--- MATERIAL TO PROCESS ---

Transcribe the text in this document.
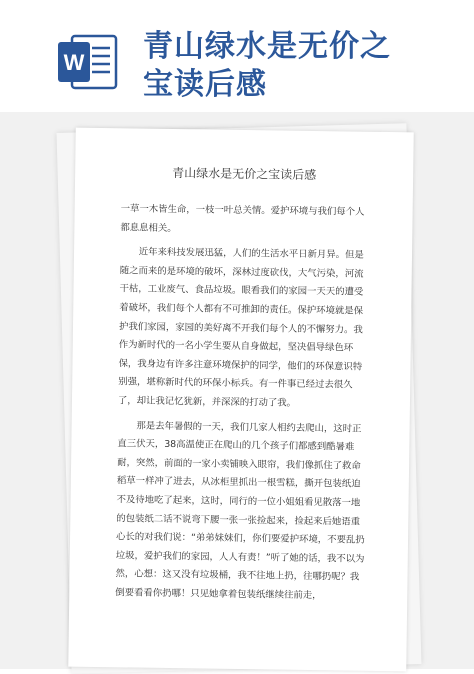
W 青山绿水是无价之
宝读后感
青山绿水是无价之宝读后感

一草一木皆生命，一枝一叶总关情。爱护环境与我们每个人都息息相关。

近年来科技发展迅猛，人们的生活水平日新月异。但是随之而来的是环境的破坏，深林过度砍伐，大气污染，河流干枯，工业废气、食品垃圾。眼看我们的家园一天天的遭受着破坏，我们每个人都有不可推卸的责任。保护环境就是保护我们家园，家园的美好离不开我们每个人的不懈努力。我作为新时代的一名小学生要从自身做起，坚决倡导绿色环保，我身边有许多注意环境保护的同学，他们的环保意识特别强，堪称新时代的环保小标兵。有一件事已经过去很久了，却让我记忆犹新，并深深的打动了我。

那是去年暑假的一天，我们几家人相约去爬山，这时正直三伏天，38高温使正在爬山的几个孩子们都感到酷暑难耐，突然，前面的一家小卖铺映入眼帘，我们像抓住了救命稻草一样冲了进去，从冰柜里抓出一根雪糕，撕开包装纸迫不及待地吃了起来，这时，同行的一位小姐姐看见散落一地的包装纸二话不说弯下腰一张一张捡起来，捡起来后她语重心长的对我们说：“弟弟妹妹们，你们要爱护环境，不要乱扔垃圾，爱护我们的家园，人人有责！”听了她的话，我不以为然，心想：这又没有垃圾桶，我不往地上扔，往哪扔呢？我倒要看看你扔哪！只见她拿着包装纸继续往前走，
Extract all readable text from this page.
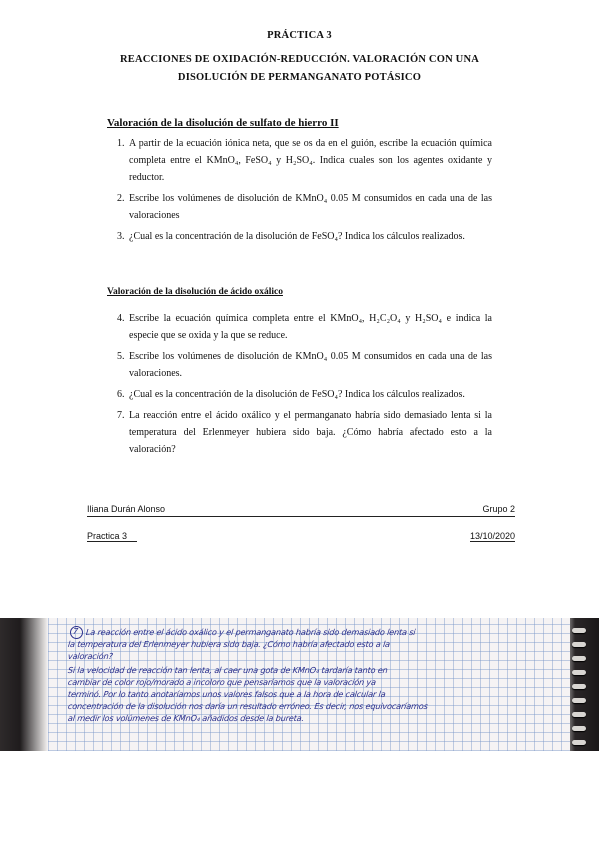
PRÁCTICA 3
REACCIONES DE OXIDACIÓN-REDUCCIÓN. VALORACIÓN CON UNA
DISOLUCIÓN DE PERMANGANATO POTÁSICO
Valoración de la disolución de sulfato de hierro II
1. A partir de la ecuación iónica neta, que se os da en el guión, escribe la ecuación química completa entre el KMnO₄, FeSO₄ y H₂SO₄. Indica cuales son los agentes oxidante y reductor.
2. Escribe los volúmenes de disolución de KMnO₄ 0.05 M consumidos en cada una de las valoraciones
3. ¿Cual es la concentración de la disolución de FeSO₄? Indica los cálculos realizados.
Valoración de la disolución de ácido oxálico
4. Escribe la ecuación química completa entre el KMnO₄, H₂C₂O₄ y H₂SO₄ e indica la especie que se oxida y la que se reduce.
5. Escribe los volúmenes de disolución de KMnO₄ 0.05 M consumidos en cada una de las valoraciones.
6. ¿Cual es la concentración de la disolución de FeSO₄? Indica los cálculos realizados.
7. La reacción entre el ácido oxálico y el permanganato habría sido demasiado lenta si la temperatura del Erlenmeyer hubiera sido baja. ¿Cómo habría afectado esto a la valoración?
Iliana Durán Alonso	Grupo 2
Practica 3	13/10/2020
7 La reacción entre el ácido oxálico y el permanganato habría sido demasiado lenta si
la temperatura del Erlenmeyer hubiera sido baja. ¿Cómo habría afectado esto a la
valoración?
Si la velocidad de reacción tan lenta, al caer una gota de KMnO₄ tardaría tanto en
cambiar de color rojo/morado a incoloro que pensaríamos que la valoración ya
terminó. Por lo tanto anotaríamos unos valores falsos que a la hora de calcular la
concentración de la disolución nos daría un resultado erróneo. Es decir, nos equivocaríamos
al medir los volúmenes de KMnO₄ añadidos desde la bureta.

---

CHALLENGE – Make a word-for-word copy of the entries, without any pictures.

WRITTEN ANSWER –
Transcribe the text in this document.
W 青山绿水是无价之
宝读后感
青山绿水是无价之宝读后感

一草一木皆生命，一枝一叶总关情。爱护环境与我们每个人都息息相关。

近年来科技发展迅猛，人们的生活水平日新月异。但是随之而来的是环境的破坏，深林过度砍伐，大气污染，河流干枯，工业废气、食品垃圾。眼看我们的家园一天天的遭受着破坏，我们每个人都有不可推卸的责任。保护环境就是保护我们家园，家园的美好离不开我们每个人的不懈努力。我作为新时代的一名小学生要从自身做起，坚决倡导绿色环保，我身边有许多注意环境保护的同学，他们的环保意识特别强，堪称新时代的环保小标兵。有一件事已经过去很久了，却让我记忆犹新，并深深的打动了我。

那是去年暑假的一天，我们几家人相约去爬山，这时正直三伏天，38高温使正在爬山的几个孩子们都感到酷暑难耐，突然，前面的一家小卖铺映入眼帘，我们像抓住了救命稻草一样冲了进去，从冰柜里抓出一根雪糕，撕开包装纸迫不及待地吃了起来，这时，同行的一位小姐姐看见散落一地的包装纸二话不说弯下腰一张一张捡起来，捡起来后她语重心长的对我们说：“弟弟妹妹们，你们要爱护环境，不要乱扔垃圾，爱护我们的家园，人人有责！”听了她的话，我不以为然，心想：这又没有垃圾桶，我不往地上扔，往哪扔呢？我倒要看看你扔哪！只见她拿着包装纸继续往前走，
Extract all readable text from this page.
PRÁCTICA 3
REACCIONES DE OXIDACIÓN-REDUCCIÓN. VALORACIÓN CON UNA
DISOLUCIÓN DE PERMANGANATO POTÁSICO
Valoración de la disolución de sulfato de hierro II
1. A partir de la ecuación iónica neta, que se os da en el guión, escribe la ecuación química completa entre el KMnO₄, FeSO₄ y H₂SO₄. Indica cuales son los agentes oxidante y reductor.
2. Escribe los volúmenes de disolución de KMnO₄ 0.05 M consumidos en cada una de las valoraciones
3. ¿Cual es la concentración de la disolución de FeSO₄? Indica los cálculos realizados.
Valoración de la disolución de ácido oxálico
4. Escribe la ecuación química completa entre el KMnO₄, H₂C₂O₄ y H₂SO₄ e indica la especie que se oxida y la que se reduce.
5. Escribe los volúmenes de disolución de KMnO₄ 0.05 M consumidos en cada una de las valoraciones.
6. ¿Cual es la concentración de la disolución de FeSO₄? Indica los cálculos realizados.
7. La reacción entre el ácido oxálico y el permanganato habría sido demasiado lenta si la temperatura del Erlenmeyer hubiera sido baja. ¿Cómo habría afectado esto a la valoración?
Iliana Durán Alonso	Grupo 2
Practica 3	13/10/2020
7 La reacción entre el ácido oxálico y el permanganato habría sido demasiado lenta si
la temperatura del Erlenmeyer hubiera sido baja. ¿Cómo habría afectado esto a la
valoración?
Si la velocidad de reacción tan lenta, al caer una gota de KMnO₄ tardaría tanto en
cambiar de color rojo/morado a incoloro que pensaríamos que la valoración ya
terminó. Por lo tanto anotaríamos unos valores falsos que a la hora de calcular la
concentración de la disolución nos daría un resultado erróneo. Es decir, nos equivocaríamos
al medir los volúmenes de KMnO₄ añadidos desde la bureta.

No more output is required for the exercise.